Task requirements:
Could you render every line of the records below as a JSON list of strings, one string per line with blank lines omitted? Leave the pictures out of the answer.

Data listing:

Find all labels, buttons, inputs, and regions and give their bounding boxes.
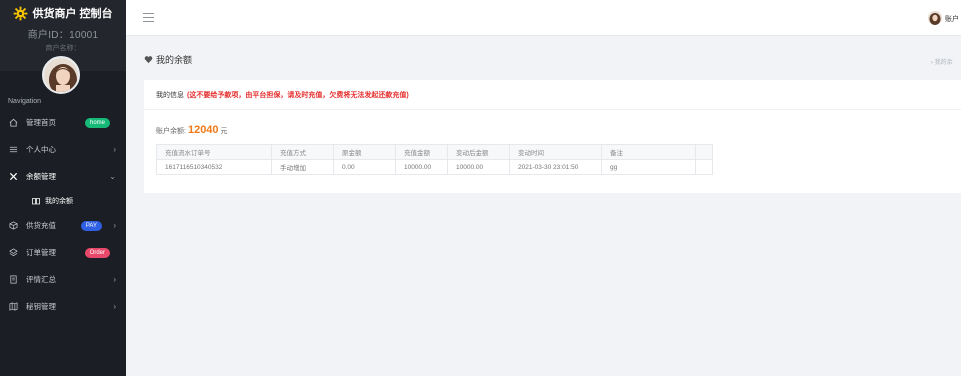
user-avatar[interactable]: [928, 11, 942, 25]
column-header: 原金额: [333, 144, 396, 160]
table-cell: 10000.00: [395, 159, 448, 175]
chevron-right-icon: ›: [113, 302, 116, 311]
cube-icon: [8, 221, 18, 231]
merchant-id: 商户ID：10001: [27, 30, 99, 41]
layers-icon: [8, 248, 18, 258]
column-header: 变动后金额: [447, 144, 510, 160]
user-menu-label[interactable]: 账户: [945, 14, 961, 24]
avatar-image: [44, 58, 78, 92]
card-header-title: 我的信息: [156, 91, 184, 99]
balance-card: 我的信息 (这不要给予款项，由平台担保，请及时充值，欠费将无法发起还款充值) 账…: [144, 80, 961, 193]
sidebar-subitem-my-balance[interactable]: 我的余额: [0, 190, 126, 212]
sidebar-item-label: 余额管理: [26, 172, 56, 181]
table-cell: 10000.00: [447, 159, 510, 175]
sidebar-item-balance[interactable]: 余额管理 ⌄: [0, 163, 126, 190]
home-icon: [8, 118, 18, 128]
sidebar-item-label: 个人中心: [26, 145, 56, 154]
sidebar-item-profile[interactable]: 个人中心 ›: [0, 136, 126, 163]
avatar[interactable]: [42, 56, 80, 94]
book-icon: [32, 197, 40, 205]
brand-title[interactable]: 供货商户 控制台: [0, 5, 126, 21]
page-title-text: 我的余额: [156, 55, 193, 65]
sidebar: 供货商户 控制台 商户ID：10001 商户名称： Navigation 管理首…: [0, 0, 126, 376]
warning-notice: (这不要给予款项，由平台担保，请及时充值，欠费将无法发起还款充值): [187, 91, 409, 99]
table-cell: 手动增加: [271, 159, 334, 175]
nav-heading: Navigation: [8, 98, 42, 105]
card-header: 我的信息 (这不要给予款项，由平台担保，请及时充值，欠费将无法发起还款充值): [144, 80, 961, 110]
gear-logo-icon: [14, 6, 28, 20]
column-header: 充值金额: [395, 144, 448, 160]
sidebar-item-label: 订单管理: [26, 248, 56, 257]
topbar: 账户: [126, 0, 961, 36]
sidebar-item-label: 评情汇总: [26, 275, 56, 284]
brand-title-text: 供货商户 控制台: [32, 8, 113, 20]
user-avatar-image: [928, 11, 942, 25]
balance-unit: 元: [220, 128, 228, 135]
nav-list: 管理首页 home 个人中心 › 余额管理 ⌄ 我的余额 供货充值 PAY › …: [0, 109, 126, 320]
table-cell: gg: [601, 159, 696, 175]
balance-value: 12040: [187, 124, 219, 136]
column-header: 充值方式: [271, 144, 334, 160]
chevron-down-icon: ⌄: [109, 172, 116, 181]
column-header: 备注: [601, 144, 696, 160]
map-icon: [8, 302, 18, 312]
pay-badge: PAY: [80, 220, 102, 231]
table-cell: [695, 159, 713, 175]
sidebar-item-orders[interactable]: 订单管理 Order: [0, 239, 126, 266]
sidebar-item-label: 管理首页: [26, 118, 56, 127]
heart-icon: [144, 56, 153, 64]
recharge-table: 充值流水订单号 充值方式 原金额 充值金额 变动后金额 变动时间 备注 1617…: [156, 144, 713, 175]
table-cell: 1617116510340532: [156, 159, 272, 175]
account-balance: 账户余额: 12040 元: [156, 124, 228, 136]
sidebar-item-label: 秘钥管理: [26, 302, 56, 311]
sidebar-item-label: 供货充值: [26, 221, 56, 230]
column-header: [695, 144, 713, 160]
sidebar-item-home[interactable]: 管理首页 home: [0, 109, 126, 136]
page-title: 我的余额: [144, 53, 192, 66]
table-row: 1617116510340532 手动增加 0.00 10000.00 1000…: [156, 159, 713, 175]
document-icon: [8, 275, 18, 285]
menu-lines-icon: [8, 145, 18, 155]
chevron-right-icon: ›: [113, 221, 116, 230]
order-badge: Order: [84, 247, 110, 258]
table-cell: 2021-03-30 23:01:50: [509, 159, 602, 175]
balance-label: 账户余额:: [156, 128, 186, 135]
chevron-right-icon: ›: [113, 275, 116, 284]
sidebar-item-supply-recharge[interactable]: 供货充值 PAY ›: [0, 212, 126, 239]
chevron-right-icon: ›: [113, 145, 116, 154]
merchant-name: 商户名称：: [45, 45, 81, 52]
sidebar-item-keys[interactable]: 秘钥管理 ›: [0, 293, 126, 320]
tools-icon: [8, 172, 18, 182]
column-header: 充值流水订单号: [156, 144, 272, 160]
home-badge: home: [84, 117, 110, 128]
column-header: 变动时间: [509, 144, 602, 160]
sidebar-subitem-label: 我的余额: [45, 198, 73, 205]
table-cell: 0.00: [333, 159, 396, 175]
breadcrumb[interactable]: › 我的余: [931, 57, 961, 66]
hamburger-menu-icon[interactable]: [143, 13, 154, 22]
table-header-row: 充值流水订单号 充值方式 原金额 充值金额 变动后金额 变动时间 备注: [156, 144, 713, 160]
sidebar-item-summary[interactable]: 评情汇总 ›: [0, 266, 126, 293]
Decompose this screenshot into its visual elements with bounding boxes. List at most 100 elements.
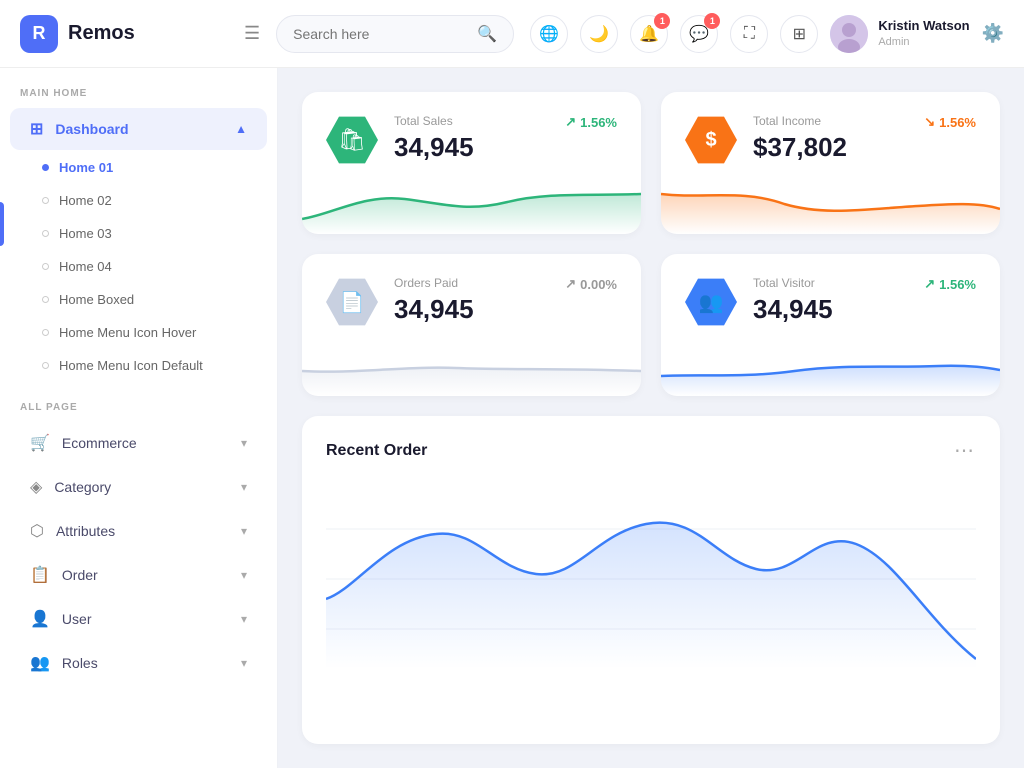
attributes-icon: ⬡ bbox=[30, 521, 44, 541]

Answer to the problem:
[
  "Find all labels, buttons, inputs, and regions and give their bounding boxes.",
  "user-avatar[interactable]: [928, 11, 942, 25]",
  "column-header: 原金额: [333, 144, 396, 160]",
  "table-cell: 10000.00: [395, 159, 448, 175]",
  "chevron-right-icon: ›: [113, 302, 116, 311]",
  "cube-icon: [8, 221, 18, 231]",
  "merchant-id: 商户ID：10001: [27, 30, 99, 41]",
  "layers-icon: [8, 248, 18, 258]",
  "column-header: 变动后金额: [447, 144, 510, 160]",
  "user-menu-label[interactable]: 账户: [945, 14, 961, 24]",
  "avatar-image: [44, 58, 78, 92]",
  "card-header-title: 我的信息: [156, 91, 184, 99]",
  "balance-card: 我的信息 (这不要给予款项，由平台担保，请及时充值，欠费将无法发起还款充值) 账…: [144, 80, 961, 193]",
  "sidebar-subitem-my-balance[interactable]: 我的余额: [0, 190, 126, 212]",
  "sidebar-item-label: 余额管理: [26, 172, 56, 181]",
  "table-cell: 10000.00: [447, 159, 510, 175]",
  "sidebar-item-balance[interactable]: 余额管理 ⌄: [0, 163, 126, 190]",
  "home-icon: [8, 118, 18, 128]",
  "sidebar-item-label: 个人中心: [26, 145, 56, 154]",
  "sidebar-item-profile[interactable]: 个人中心 ›: [0, 136, 126, 163]",
  "avatar[interactable]: [42, 56, 80, 94]",
  "book-icon: [32, 197, 40, 205]",
  "brand-title[interactable]: 供货商户 控制台: [0, 5, 126, 21]",
  "page-title-text: 我的余额: [156, 55, 193, 65]",
  "sidebar: 供货商户 控制台 商户ID：10001 商户名称： Navigation 管理首…: [0, 0, 126, 376]",
  "warning-notice: (这不要给予款项，由平台担保，请及时充值，欠费将无法发起还款充值): [187, 91, 409, 99]",
  "table-cell: 手动增加: [271, 159, 334, 175]",
  "nav-heading: Navigation: [8, 98, 42, 105]",
  "card-header: 我的信息 (这不要给予款项，由平台担保，请及时充值，欠费将无法发起还款充值): [144, 80, 961, 110]",
  "gear-logo-icon: [14, 6, 28, 20]",
  "column-header: 充值金额: [395, 144, 448, 160]",
  "sidebar-item-label: 订单管理: [26, 248, 56, 257]",
  "topbar: 账户: [126, 0, 961, 36]",
  "sidebar-item-label: 评情汇总: [26, 275, 56, 284]",
  "brand-title-text: 供货商户 控制台: [32, 8, 113, 20]",
  "user-avatar-image: [928, 11, 942, 25]",
  "balance-unit: 元: [220, 128, 228, 135]",
  "nav-list: 管理首页 home 个人中心 › 余额管理 ⌄ 我的余额 供货充值 PAY › …: [0, 109, 126, 320]",
  "table-cell: gg: [601, 159, 696, 175]",
  "balance-value: 12040: [187, 124, 219, 136]",
  "column-header: 充值方式: [271, 144, 334, 160]",
  "chevron-down-icon: ⌄: [109, 172, 116, 181]",
  "column-header: 备注: [601, 144, 696, 160]",
  "map-icon: [8, 302, 18, 312]",
  "pay-badge: PAY: [80, 220, 102, 231]",
  "table-cell: [695, 159, 713, 175]",
  "sidebar-item-orders[interactable]: 订单管理 Order: [0, 239, 126, 266]",
  "sidebar-item-label: 管理首页: [26, 118, 56, 127]",
  "heart-icon: [144, 56, 153, 64]",
  "recharge-table: 充值流水订单号 充值方式 原金额 充值金额 变动后金额 变动时间 备注 1617…: [156, 144, 713, 175]",
  "table-cell: 1617116510340532: [156, 159, 272, 175]",
  "account-balance: 账户余额: 12040 元: [156, 124, 228, 136]",
  "sidebar-item-label: 秘钥管理: [26, 302, 56, 311]",
  "sidebar-item-label: 供货充值: [26, 221, 56, 230]",
  "column-header: [695, 144, 713, 160]",
  "sidebar-item-home[interactable]: 管理首页 home: [0, 109, 126, 136]",
  "page-title: 我的余额: [144, 53, 192, 66]",
  "table-row: 1617116510340532 手动增加 0.00 10000.00 1000…: [156, 159, 713, 175]",
  "document-icon: [8, 275, 18, 285]",
  "menu-lines-icon: [8, 145, 18, 155]",
  "chevron-right-icon: ›: [113, 221, 116, 230]",
  "order-badge: Order: [84, 247, 110, 258]",
  "table-cell: 2021-03-30 23:01:50: [509, 159, 602, 175]",
  "balance-label: 账户余额:: [156, 128, 186, 135]",
  "chevron-right-icon: ›: [113, 275, 116, 284]",
  "sidebar-item-supply-recharge[interactable]: 供货充值 PAY ›: [0, 212, 126, 239]",
  "chevron-right-icon: ›: [113, 145, 116, 154]",
  "merchant-name: 商户名称：: [45, 45, 81, 52]",
  "sidebar-item-keys[interactable]: 秘钥管理 ›: [0, 293, 126, 320]",
  "tools-icon: [8, 172, 18, 182]",
  "column-header: 充值流水订单号: [156, 144, 272, 160]",
  "home-badge: home: [84, 117, 110, 128]",
  "column-header: 变动时间: [509, 144, 602, 160]",
  "sidebar-subitem-label: 我的余额: [45, 198, 73, 205]",
  "table-cell: 0.00: [333, 159, 396, 175]",
  "breadcrumb[interactable]: › 我的余: [931, 57, 961, 66]",
  "hamburger-menu-icon[interactable]: [143, 13, 154, 22]",
  "table-header-row: 充值流水订单号 充值方式 原金额 充值金额 变动后金额 变动时间 备注: [156, 144, 713, 160]",
  "sidebar-item-summary[interactable]: 评情汇总 ›: [0, 266, 126, 293]",
  "Decompose this screenshot into its visual elements with bounding boxes. List at most 100 elements.",
  "attributes-icon: ⬡ bbox=[30, 521, 44, 541]"
]